# start of EXERCISE DATA
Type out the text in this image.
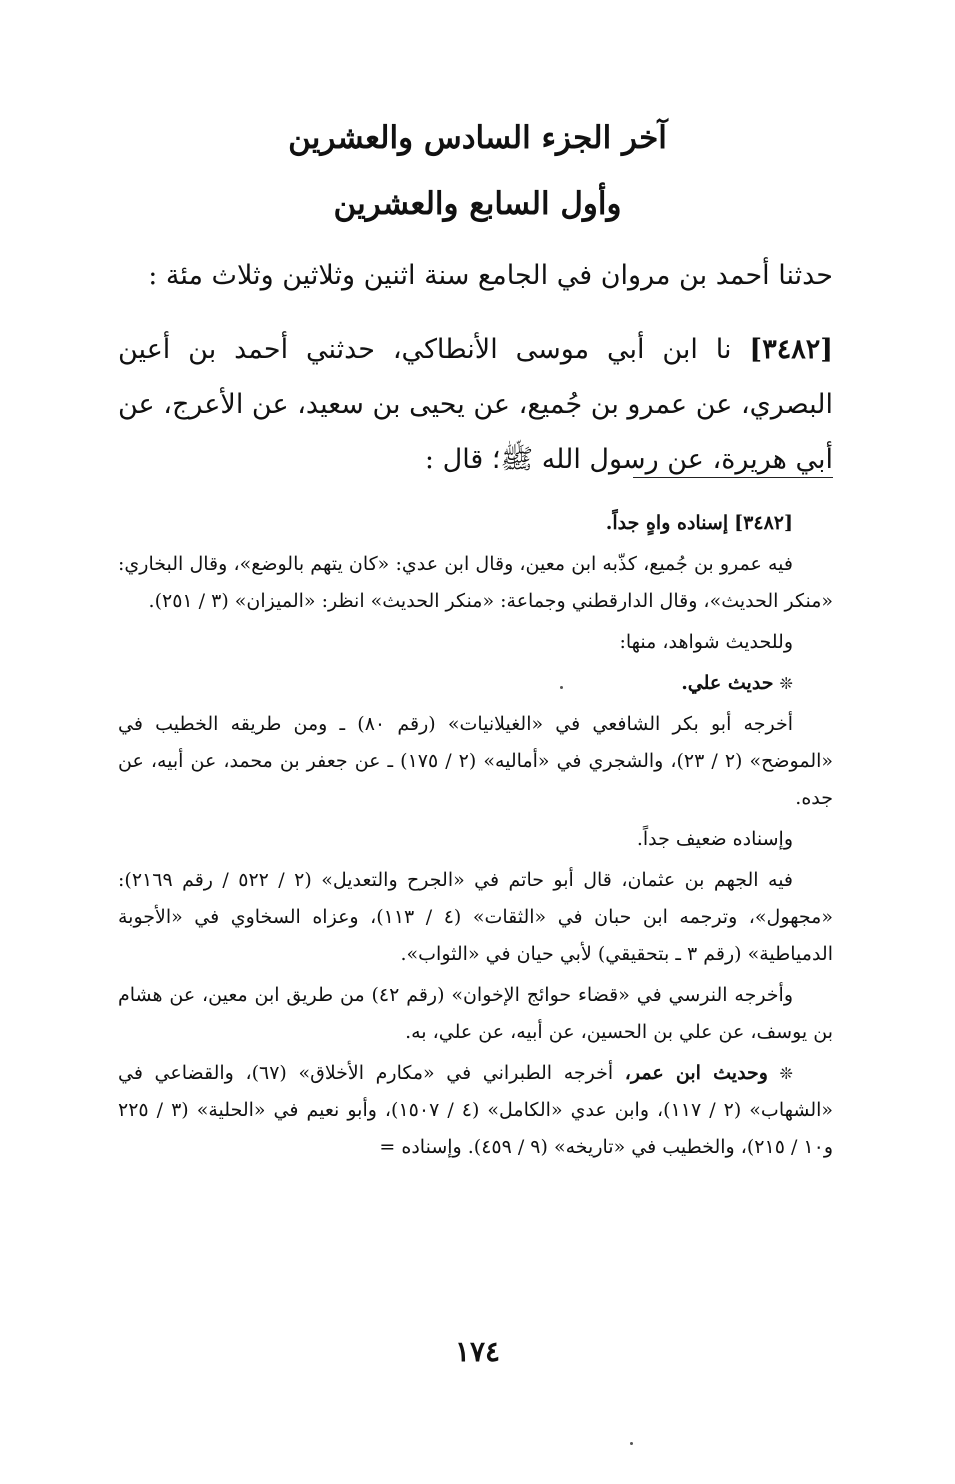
آخر الجزء السادس والعشرين
وأول السابع والعشرين
حدثنا أحمد بن مروان في الجامع سنة اثنين وثلاثين وثلاث مئة :
[٣٤٨٢] نا ابن أبي موسى الأنطاكي، حدثني أحمد بن أعين البصري، عن عمرو بن جُميع، عن يحيى بن سعيد، عن الأعرج، عن أبي هريرة، عن رسول الله ﷺ؛ قال :

[٣٤٨٢] إسناده واهٍ جداً.

فيه عمرو بن جُميع، كذّبه ابن معين، وقال ابن عدي: «كان يتهم بالوضع»، وقال البخاري: «منكر الحديث»، وقال الدارقطني وجماعة: «منكر الحديث» انظر: «الميزان» (٣ / ٢٥١).

وللحديث شواهد، منها:

❊ حديث علي.

أخرجه أبو بكر الشافعي في «الغيلانيات» (رقم ٨٠) ـ ومن طريقه الخطيب في «الموضح» (٢ / ٢٣)، والشجري في «أماليه» (٢ / ١٧٥) ـ عن جعفر بن محمد، عن أبيه، عن جده.

وإسناده ضعيف جداً.

فيه الجهم بن عثمان، قال أبو حاتم في «الجرح والتعديل» (٢ / ٥٢٢ / رقم ٢١٦٩): «مجهول»، وترجمه ابن حبان في «الثقات» (٤ / ١١٣)، وعزاه السخاوي في «الأجوبة الدمياطية» (رقم ٣ ـ بتحقيقي) لأبي حيان في «الثواب».

وأخرجه النرسي في «قضاء حوائج الإخوان» (رقم ٤٢) من طريق ابن معين، عن هشام بن يوسف، عن علي بن الحسين، عن أبيه، عن علي، به.

❊ وحديث ابن عمر، أخرجه الطبراني في «مكارم الأخلاق» (٦٧)، والقضاعي في «الشهاب» (٢ / ١١٧)، وابن عدي «الكامل» (٤ / ١٥٠٧)، وأبو نعيم في «الحلية» (٣ / ٢٢٥ و١٠ / ٢١٥)، والخطيب في «تاريخه» (٩ / ٤٥٩). وإسناده =

١٧٤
# end of EXERCISE DATA
TASK OBJECTIVE – Check each line of the records for the word "عمرو" and extract those that contain it.

TASK RESPONSE –
[٣٤٨٢] نا ابن أبي موسى الأنطاكي، حدثني أحمد بن أعين البصري، عن عمرو بن جُميع، عن يحيى بن سعيد، عن الأعرج، عن أبي هريرة، عن رسول الله ﷺ؛ قال :
فيه عمرو بن جُميع، كذّبه ابن معين، وقال ابن عدي: «كان يتهم بالوضع»، وقال البخاري: «منكر الحديث»، وقال الدارقطني وجماعة: «منكر الحديث» انظر: «الميزان» (٣ / ٢٥١).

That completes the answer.